Short problem | Your task is to copy each line that has the word "JSON".

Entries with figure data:
※ ※ ※

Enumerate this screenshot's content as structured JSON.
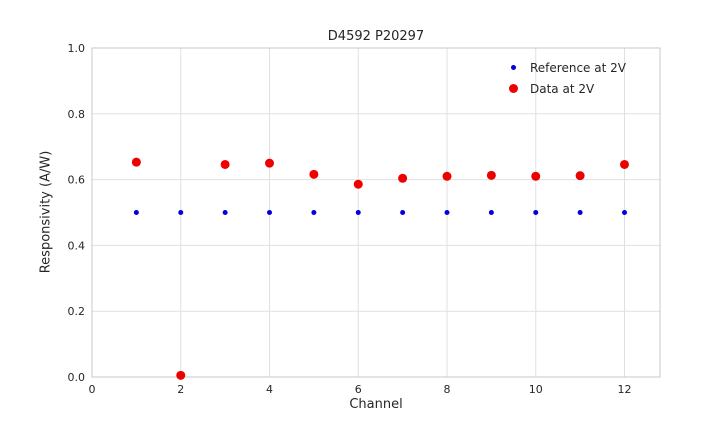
{
  "figure": {
    "title": "D4592 P20297",
    "xlabel": "Channel",
    "ylabel": "Responsivity (A/W)"
  },
  "chart_data": {
    "type": "scatter",
    "title": "D4592 P20297",
    "xlabel": "Channel",
    "ylabel": "Responsivity (A/W)",
    "xlim": [
      0,
      12.8
    ],
    "ylim": [
      0.0,
      1.0
    ],
    "x_ticks": [
      0,
      2,
      4,
      6,
      8,
      10,
      12
    ],
    "x_tick_labels": [
      "0",
      "2",
      "4",
      "6",
      "8",
      "10",
      "12"
    ],
    "y_ticks": [
      0.0,
      0.2,
      0.4,
      0.6,
      0.8,
      1.0
    ],
    "y_tick_labels": [
      "0.0",
      "0.2",
      "0.4",
      "0.6",
      "0.8",
      "1.0"
    ],
    "grid": true,
    "grid_color": "#e0e0e0",
    "border_color": "#c8c8c8",
    "text_color": "#262626",
    "legend_position": "upper right",
    "x": [
      1,
      2,
      3,
      4,
      5,
      6,
      7,
      8,
      9,
      10,
      11,
      12
    ],
    "series": [
      {
        "name": "Reference at 2V",
        "color": "#0000dd",
        "marker_size": 2.5,
        "values": [
          0.5,
          0.5,
          0.5,
          0.5,
          0.5,
          0.5,
          0.5,
          0.5,
          0.5,
          0.5,
          0.5,
          0.5
        ]
      },
      {
        "name": "Data at 2V",
        "color": "#ee0000",
        "marker_size": 4.5,
        "values": [
          0.653,
          0.005,
          0.646,
          0.65,
          0.616,
          0.586,
          0.604,
          0.61,
          0.613,
          0.61,
          0.612,
          0.646
        ]
      }
    ]
  }
}
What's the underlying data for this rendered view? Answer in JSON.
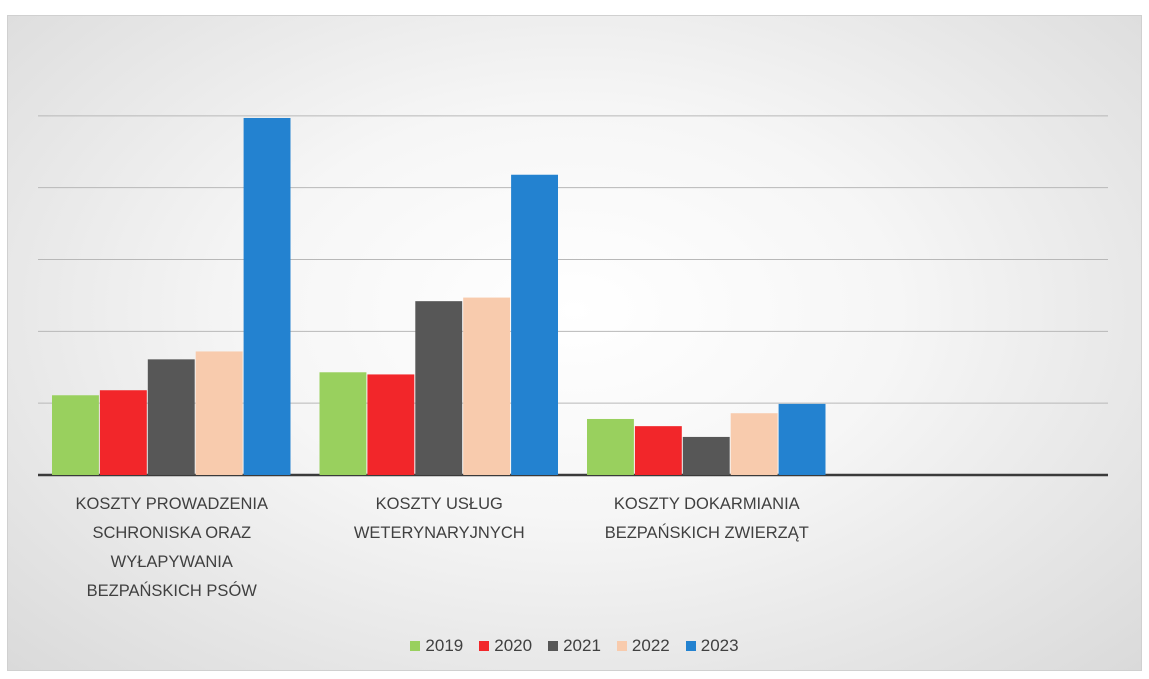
{
  "chart_data": {
    "type": "bar",
    "categories": [
      "KOSZTY PROWADZENIA SCHRONISKA ORAZ WYŁAPYWANIA BEZPAŃSKICH PSÓW",
      "KOSZTY USŁUG WETERYNARYJNYCH",
      "KOSZTY DOKARMIANIA BEZPAŃSKICH ZWIERZĄT",
      null
    ],
    "series": [
      {
        "name": "2019",
        "color": "#99d05e",
        "values": [
          1.11,
          1.43,
          0.78,
          null
        ]
      },
      {
        "name": "2020",
        "color": "#f2262a",
        "values": [
          1.18,
          1.4,
          0.68,
          null
        ]
      },
      {
        "name": "2021",
        "color": "#575757",
        "values": [
          1.61,
          2.42,
          0.53,
          null
        ]
      },
      {
        "name": "2022",
        "color": "#f8cbad",
        "values": [
          1.72,
          2.47,
          0.86,
          null
        ]
      },
      {
        "name": "2023",
        "color": "#2382d0",
        "values": [
          4.97,
          4.18,
          0.99,
          null
        ]
      }
    ],
    "ylim": [
      0,
      6
    ],
    "yticks": [
      0,
      1,
      2,
      3,
      4,
      5
    ],
    "grid": true,
    "legend": "bottom"
  }
}
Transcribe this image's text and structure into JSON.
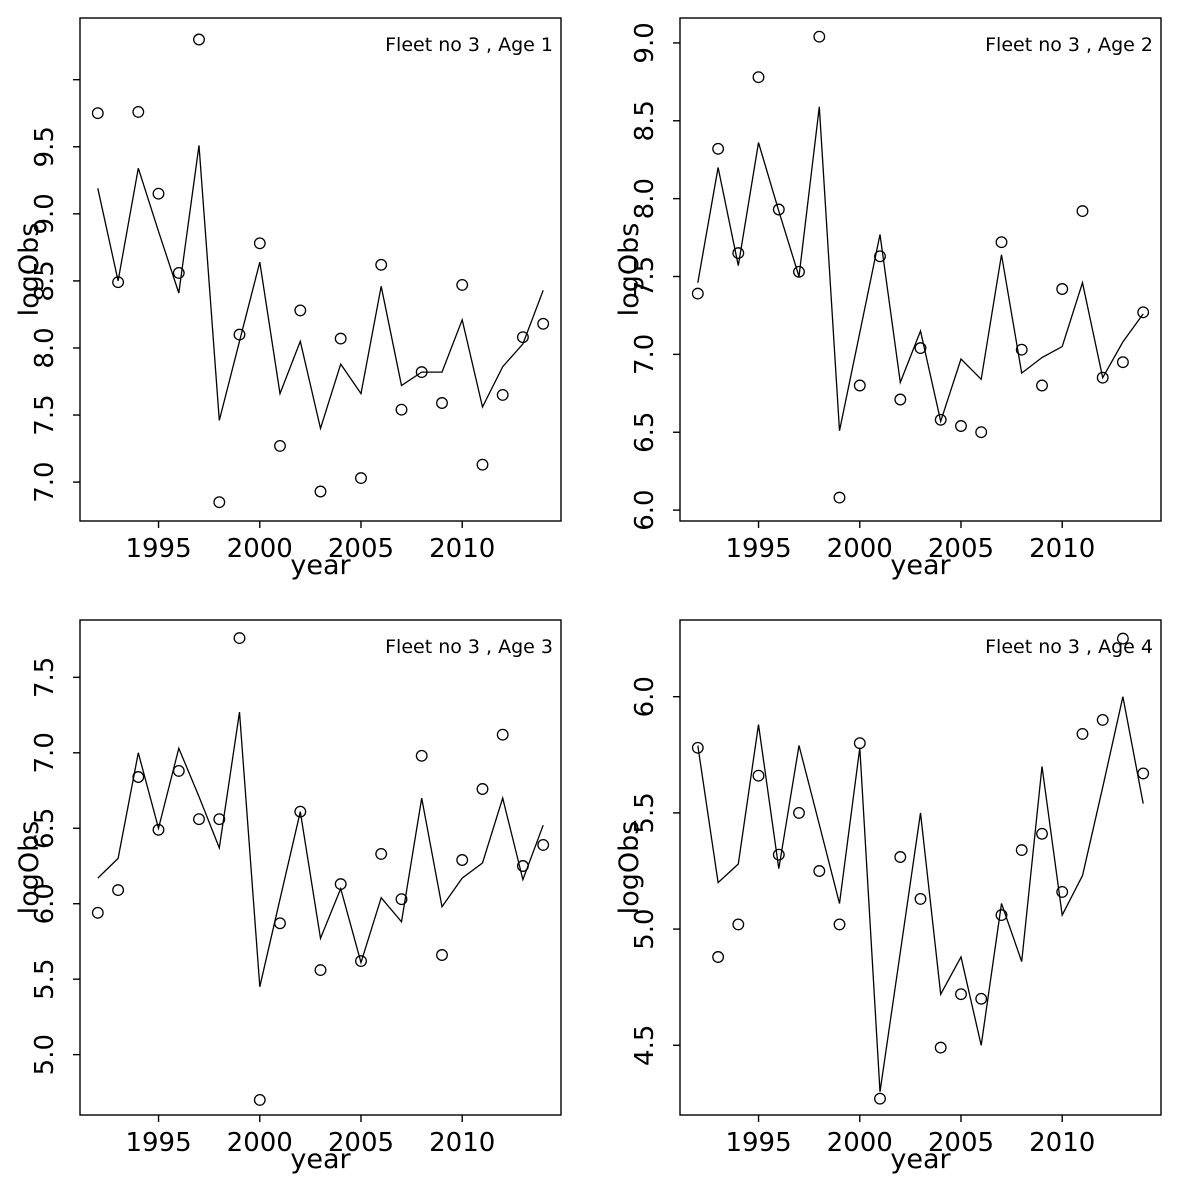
{
  "figure": {
    "background": "#ffffff",
    "foreground": "#000000",
    "layout_note": "2x2 grid of residual-style fit plots"
  },
  "chart_data": [
    {
      "type": "line",
      "title": "Fleet no 3 , Age 1",
      "xlabel": "year",
      "ylabel": "logObs",
      "xlim": [
        1991.12,
        2014.88
      ],
      "ylim": [
        6.71,
        10.46
      ],
      "xticks": [
        1995,
        2000,
        2005,
        2010
      ],
      "yticks": [
        7.0,
        7.5,
        8.0,
        8.5,
        9.0,
        9.5
      ],
      "ytick_labels": [
        "7.0",
        "7.5",
        "8.0",
        "8.5",
        "9.0",
        "9.5"
      ],
      "yticks_unlabeled": [
        10.0
      ],
      "grid": false,
      "legend": "none",
      "x": [
        1992,
        1993,
        1994,
        1995,
        1996,
        1997,
        1998,
        1999,
        2000,
        2001,
        2002,
        2003,
        2004,
        2005,
        2006,
        2007,
        2008,
        2009,
        2010,
        2011,
        2012,
        2013,
        2014
      ],
      "series": [
        {
          "name": "observed",
          "style": "open-circle-points",
          "color": "#000000",
          "values": [
            9.75,
            8.49,
            9.76,
            9.15,
            8.56,
            10.3,
            6.85,
            8.1,
            8.78,
            7.27,
            8.28,
            6.93,
            8.07,
            7.03,
            8.62,
            7.54,
            7.82,
            7.59,
            8.47,
            7.13,
            7.65,
            8.08,
            8.18
          ]
        },
        {
          "name": "fitted",
          "style": "solid-line",
          "color": "#000000",
          "values": [
            9.19,
            8.5,
            9.34,
            8.87,
            8.41,
            9.51,
            7.46,
            8.05,
            8.64,
            7.66,
            8.05,
            7.4,
            7.88,
            7.66,
            8.46,
            7.72,
            7.82,
            7.82,
            8.21,
            7.56,
            7.86,
            8.03,
            8.43
          ]
        }
      ]
    },
    {
      "type": "line",
      "title": "Fleet no 3 , Age 2",
      "xlabel": "year",
      "ylabel": "logObs",
      "xlim": [
        1991.12,
        2014.88
      ],
      "ylim": [
        5.93,
        9.16
      ],
      "xticks": [
        1995,
        2000,
        2005,
        2010
      ],
      "yticks": [
        6.0,
        6.5,
        7.0,
        7.5,
        8.0,
        8.5,
        9.0
      ],
      "ytick_labels": [
        "6.0",
        "6.5",
        "7.0",
        "7.5",
        "8.0",
        "8.5",
        "9.0"
      ],
      "yticks_unlabeled": [],
      "grid": false,
      "legend": "none",
      "x": [
        1992,
        1993,
        1994,
        1995,
        1996,
        1997,
        1998,
        1999,
        2000,
        2001,
        2002,
        2003,
        2004,
        2005,
        2006,
        2007,
        2008,
        2009,
        2010,
        2011,
        2012,
        2013,
        2014
      ],
      "series": [
        {
          "name": "observed",
          "style": "open-circle-points",
          "color": "#000000",
          "values": [
            7.39,
            8.32,
            7.65,
            8.78,
            7.93,
            7.53,
            9.04,
            6.08,
            6.8,
            7.63,
            6.71,
            7.04,
            6.58,
            6.54,
            6.5,
            7.72,
            7.03,
            6.8,
            7.42,
            7.92,
            6.85,
            6.95,
            7.27
          ]
        },
        {
          "name": "fitted",
          "style": "solid-line",
          "color": "#000000",
          "values": [
            7.46,
            8.2,
            7.57,
            8.36,
            7.92,
            7.5,
            8.59,
            6.51,
            7.14,
            7.77,
            6.82,
            7.15,
            6.57,
            6.97,
            6.84,
            7.64,
            6.88,
            6.98,
            7.05,
            7.46,
            6.85,
            7.08,
            7.26
          ]
        }
      ]
    },
    {
      "type": "line",
      "title": "Fleet no 3 , Age 3",
      "xlabel": "year",
      "ylabel": "logObs",
      "xlim": [
        1991.12,
        2014.88
      ],
      "ylim": [
        4.6,
        7.88
      ],
      "xticks": [
        1995,
        2000,
        2005,
        2010
      ],
      "yticks": [
        5.0,
        5.5,
        6.0,
        6.5,
        7.0,
        7.5
      ],
      "ytick_labels": [
        "5.0",
        "5.5",
        "6.0",
        "6.5",
        "7.0",
        "7.5"
      ],
      "yticks_unlabeled": [],
      "grid": false,
      "legend": "none",
      "x": [
        1992,
        1993,
        1994,
        1995,
        1996,
        1997,
        1998,
        1999,
        2000,
        2001,
        2002,
        2003,
        2004,
        2005,
        2006,
        2007,
        2008,
        2009,
        2010,
        2011,
        2012,
        2013,
        2014
      ],
      "series": [
        {
          "name": "observed",
          "style": "open-circle-points",
          "color": "#000000",
          "values": [
            5.94,
            6.09,
            6.84,
            6.49,
            6.88,
            6.56,
            6.56,
            7.76,
            4.7,
            5.87,
            6.61,
            5.56,
            6.13,
            5.62,
            6.33,
            6.03,
            6.98,
            5.66,
            6.29,
            6.76,
            7.12,
            6.25,
            6.39
          ]
        },
        {
          "name": "fitted",
          "style": "solid-line",
          "color": "#000000",
          "values": [
            6.17,
            6.3,
            7.0,
            6.5,
            7.03,
            6.71,
            6.37,
            7.27,
            5.45,
            6.03,
            6.61,
            5.77,
            6.1,
            5.61,
            6.04,
            5.88,
            6.7,
            5.98,
            6.17,
            6.27,
            6.7,
            6.16,
            6.52
          ]
        }
      ]
    },
    {
      "type": "line",
      "title": "Fleet no 3 , Age 4",
      "xlabel": "year",
      "ylabel": "logObs",
      "xlim": [
        1991.12,
        2014.88
      ],
      "ylim": [
        4.2,
        6.33
      ],
      "xticks": [
        1995,
        2000,
        2005,
        2010
      ],
      "yticks": [
        4.5,
        5.0,
        5.5,
        6.0
      ],
      "ytick_labels": [
        "4.5",
        "5.0",
        "5.5",
        "6.0"
      ],
      "yticks_unlabeled": [],
      "grid": false,
      "legend": "none",
      "x": [
        1992,
        1993,
        1994,
        1995,
        1996,
        1997,
        1998,
        1999,
        2000,
        2001,
        2002,
        2003,
        2004,
        2005,
        2006,
        2007,
        2008,
        2009,
        2010,
        2011,
        2012,
        2013,
        2014
      ],
      "series": [
        {
          "name": "observed",
          "style": "open-circle-points",
          "color": "#000000",
          "values": [
            5.78,
            4.88,
            5.02,
            5.66,
            5.32,
            5.5,
            5.25,
            5.02,
            5.8,
            4.27,
            5.31,
            5.13,
            4.49,
            4.72,
            4.7,
            5.06,
            5.34,
            5.41,
            5.16,
            5.84,
            5.9,
            6.25,
            5.67
          ]
        },
        {
          "name": "fitted",
          "style": "solid-line",
          "color": "#000000",
          "values": [
            5.79,
            5.2,
            5.28,
            5.88,
            5.26,
            5.79,
            5.45,
            5.11,
            5.78,
            4.3,
            4.9,
            5.5,
            4.72,
            4.88,
            4.5,
            5.11,
            4.86,
            5.7,
            5.06,
            5.23,
            5.61,
            6.0,
            5.54
          ]
        }
      ]
    }
  ]
}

※ ※ ※

Output of the task |
Enumerate this screenshot's content as structured JSON.
What's the underlying data for this rendered view? Answer in JSON.
Transcribe this image's text and structure into JSON.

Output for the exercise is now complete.